▶ Problem statement
Duplicate the material from the line with "Decompose this screenshot" to the line with "time-tick-label: 28: [356, 537, 365, 546]", both included.

────────────────

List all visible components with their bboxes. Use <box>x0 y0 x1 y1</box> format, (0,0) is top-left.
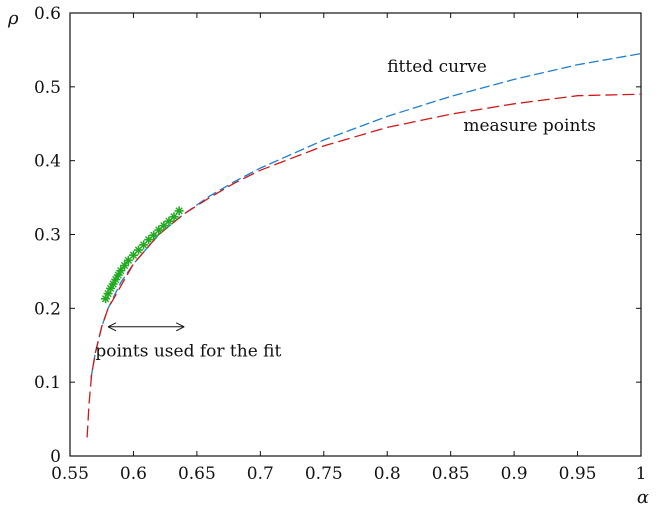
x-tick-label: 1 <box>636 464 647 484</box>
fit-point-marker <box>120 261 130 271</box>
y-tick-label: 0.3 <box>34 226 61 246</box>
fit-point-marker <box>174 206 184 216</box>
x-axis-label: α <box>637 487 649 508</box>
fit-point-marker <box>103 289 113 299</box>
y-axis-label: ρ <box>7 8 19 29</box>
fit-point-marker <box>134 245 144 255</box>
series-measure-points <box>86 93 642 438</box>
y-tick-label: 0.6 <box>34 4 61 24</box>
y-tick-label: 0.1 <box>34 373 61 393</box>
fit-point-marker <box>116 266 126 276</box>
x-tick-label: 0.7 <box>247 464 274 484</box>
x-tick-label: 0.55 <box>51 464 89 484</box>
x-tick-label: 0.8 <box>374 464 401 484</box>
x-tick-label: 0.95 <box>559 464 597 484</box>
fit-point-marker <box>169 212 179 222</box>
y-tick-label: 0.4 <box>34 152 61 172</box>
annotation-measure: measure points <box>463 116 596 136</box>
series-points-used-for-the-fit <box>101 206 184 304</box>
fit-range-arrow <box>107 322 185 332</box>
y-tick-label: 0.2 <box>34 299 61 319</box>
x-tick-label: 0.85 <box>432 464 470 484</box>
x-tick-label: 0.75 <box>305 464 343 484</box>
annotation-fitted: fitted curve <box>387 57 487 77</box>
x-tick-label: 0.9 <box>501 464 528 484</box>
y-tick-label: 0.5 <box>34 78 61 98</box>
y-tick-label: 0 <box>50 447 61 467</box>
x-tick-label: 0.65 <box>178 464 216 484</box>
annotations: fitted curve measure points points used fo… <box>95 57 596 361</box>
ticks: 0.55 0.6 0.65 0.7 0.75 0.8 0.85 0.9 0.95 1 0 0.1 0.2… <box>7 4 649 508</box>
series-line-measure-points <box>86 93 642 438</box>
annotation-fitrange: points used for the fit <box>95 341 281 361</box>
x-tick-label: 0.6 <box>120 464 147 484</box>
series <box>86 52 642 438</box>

────────────────

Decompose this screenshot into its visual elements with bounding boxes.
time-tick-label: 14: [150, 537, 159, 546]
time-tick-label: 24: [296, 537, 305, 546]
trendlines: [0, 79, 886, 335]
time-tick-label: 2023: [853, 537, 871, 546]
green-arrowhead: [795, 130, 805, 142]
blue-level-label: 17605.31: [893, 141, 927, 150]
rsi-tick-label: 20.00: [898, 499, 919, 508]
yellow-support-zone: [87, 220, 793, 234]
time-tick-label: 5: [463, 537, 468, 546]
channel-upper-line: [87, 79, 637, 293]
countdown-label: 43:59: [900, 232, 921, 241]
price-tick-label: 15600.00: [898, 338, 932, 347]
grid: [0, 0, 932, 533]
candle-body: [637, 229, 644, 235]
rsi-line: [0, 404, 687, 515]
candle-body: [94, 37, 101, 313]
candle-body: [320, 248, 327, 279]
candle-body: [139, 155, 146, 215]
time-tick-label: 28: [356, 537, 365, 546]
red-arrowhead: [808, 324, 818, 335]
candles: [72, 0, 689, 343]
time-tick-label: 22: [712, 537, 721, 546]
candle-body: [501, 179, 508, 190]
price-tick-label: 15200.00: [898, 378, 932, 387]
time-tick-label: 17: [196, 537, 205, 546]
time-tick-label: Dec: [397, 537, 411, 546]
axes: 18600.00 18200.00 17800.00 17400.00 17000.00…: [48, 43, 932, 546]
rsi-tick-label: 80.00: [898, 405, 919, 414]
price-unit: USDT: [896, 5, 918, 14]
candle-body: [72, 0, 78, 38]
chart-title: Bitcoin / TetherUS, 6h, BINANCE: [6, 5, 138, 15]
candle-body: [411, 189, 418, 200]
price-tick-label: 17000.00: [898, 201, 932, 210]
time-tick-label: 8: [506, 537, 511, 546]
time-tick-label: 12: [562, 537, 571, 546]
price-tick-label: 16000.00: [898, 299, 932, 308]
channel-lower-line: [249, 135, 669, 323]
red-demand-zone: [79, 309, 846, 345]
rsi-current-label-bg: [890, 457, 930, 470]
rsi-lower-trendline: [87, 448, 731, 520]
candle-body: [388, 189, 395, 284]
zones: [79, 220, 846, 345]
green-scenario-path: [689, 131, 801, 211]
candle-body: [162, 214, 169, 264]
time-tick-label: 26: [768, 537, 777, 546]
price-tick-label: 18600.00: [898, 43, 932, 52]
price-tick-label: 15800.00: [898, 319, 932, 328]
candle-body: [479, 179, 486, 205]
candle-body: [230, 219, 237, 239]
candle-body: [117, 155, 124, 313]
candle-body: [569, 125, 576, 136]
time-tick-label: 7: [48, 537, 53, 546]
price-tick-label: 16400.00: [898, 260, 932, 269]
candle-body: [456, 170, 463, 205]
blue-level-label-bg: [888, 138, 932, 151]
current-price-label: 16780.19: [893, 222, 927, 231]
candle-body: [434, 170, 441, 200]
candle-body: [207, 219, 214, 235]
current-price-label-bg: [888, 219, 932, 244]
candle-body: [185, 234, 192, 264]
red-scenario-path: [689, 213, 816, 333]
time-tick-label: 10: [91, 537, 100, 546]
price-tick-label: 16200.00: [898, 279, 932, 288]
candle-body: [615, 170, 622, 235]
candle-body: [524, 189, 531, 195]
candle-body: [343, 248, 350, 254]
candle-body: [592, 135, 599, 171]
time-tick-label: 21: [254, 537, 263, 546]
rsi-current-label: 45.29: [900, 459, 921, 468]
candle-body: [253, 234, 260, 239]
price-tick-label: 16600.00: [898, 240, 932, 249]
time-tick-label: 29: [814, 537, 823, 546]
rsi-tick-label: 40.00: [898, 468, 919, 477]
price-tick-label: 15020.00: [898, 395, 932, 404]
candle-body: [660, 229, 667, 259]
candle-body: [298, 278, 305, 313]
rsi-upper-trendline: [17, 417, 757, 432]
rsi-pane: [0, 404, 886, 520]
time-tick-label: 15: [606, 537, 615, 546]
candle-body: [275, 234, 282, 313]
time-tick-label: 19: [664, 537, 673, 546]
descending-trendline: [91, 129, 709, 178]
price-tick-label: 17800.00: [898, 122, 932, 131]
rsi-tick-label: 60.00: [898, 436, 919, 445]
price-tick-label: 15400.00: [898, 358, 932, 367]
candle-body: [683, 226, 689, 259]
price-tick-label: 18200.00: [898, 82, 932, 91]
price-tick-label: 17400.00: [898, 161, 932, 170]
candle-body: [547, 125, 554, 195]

────────────────

▶ Exercise result
Decompose this screenshot into its visual elements with bounding boxes.
time-tick-label: 14: [150, 537, 159, 546]
time-tick-label: 24: [296, 537, 305, 546]
trendlines: [0, 79, 886, 335]
time-tick-label: 2023: [853, 537, 871, 546]
green-arrowhead: [795, 130, 805, 142]
blue-level-label: 17605.31: [893, 141, 927, 150]
rsi-tick-label: 20.00: [898, 499, 919, 508]
yellow-support-zone: [87, 220, 793, 234]
time-tick-label: 5: [463, 537, 468, 546]
channel-upper-line: [87, 79, 637, 293]
countdown-label: 43:59: [900, 232, 921, 241]
price-tick-label: 15600.00: [898, 338, 932, 347]
grid: [0, 0, 932, 533]
candle-body: [637, 229, 644, 235]
rsi-line: [0, 404, 687, 515]
candle-body: [94, 37, 101, 313]
candle-body: [320, 248, 327, 279]
candle-body: [139, 155, 146, 215]
time-tick-label: 28: [356, 537, 365, 546]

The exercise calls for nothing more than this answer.